§ Data records
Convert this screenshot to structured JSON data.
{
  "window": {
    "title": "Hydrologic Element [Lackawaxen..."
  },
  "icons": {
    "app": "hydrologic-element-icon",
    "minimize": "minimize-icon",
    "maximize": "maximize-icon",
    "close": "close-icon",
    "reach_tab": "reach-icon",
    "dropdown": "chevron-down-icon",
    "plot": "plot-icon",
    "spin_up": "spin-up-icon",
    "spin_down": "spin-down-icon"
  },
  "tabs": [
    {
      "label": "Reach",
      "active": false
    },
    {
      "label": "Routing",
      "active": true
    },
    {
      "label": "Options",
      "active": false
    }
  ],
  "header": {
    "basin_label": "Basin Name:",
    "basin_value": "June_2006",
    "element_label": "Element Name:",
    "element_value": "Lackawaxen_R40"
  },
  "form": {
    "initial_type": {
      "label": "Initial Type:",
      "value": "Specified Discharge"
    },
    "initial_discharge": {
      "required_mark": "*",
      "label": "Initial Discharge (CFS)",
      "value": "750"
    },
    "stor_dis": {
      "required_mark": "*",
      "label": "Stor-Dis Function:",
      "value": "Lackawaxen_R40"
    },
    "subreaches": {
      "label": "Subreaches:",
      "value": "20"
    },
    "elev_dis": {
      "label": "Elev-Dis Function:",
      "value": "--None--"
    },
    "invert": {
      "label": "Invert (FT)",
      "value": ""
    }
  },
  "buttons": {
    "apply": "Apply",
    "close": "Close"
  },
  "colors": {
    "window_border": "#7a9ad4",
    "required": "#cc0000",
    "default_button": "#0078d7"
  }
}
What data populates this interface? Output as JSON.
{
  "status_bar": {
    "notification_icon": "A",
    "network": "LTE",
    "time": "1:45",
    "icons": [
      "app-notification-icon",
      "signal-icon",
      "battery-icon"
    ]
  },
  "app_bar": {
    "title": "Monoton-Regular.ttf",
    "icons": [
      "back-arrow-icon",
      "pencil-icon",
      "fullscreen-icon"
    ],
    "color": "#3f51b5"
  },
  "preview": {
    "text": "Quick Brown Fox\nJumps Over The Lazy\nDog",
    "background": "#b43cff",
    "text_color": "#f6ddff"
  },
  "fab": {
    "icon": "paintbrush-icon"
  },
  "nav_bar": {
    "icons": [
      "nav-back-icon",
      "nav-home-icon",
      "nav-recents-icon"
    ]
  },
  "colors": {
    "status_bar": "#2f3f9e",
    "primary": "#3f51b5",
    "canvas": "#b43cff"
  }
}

§ Exercise
Scan the material for lines with the word "Function", and copy each line you find.

§ Finished answer
      "label": "Stor-Dis Function:",
      "label": "Elev-Dis Function:",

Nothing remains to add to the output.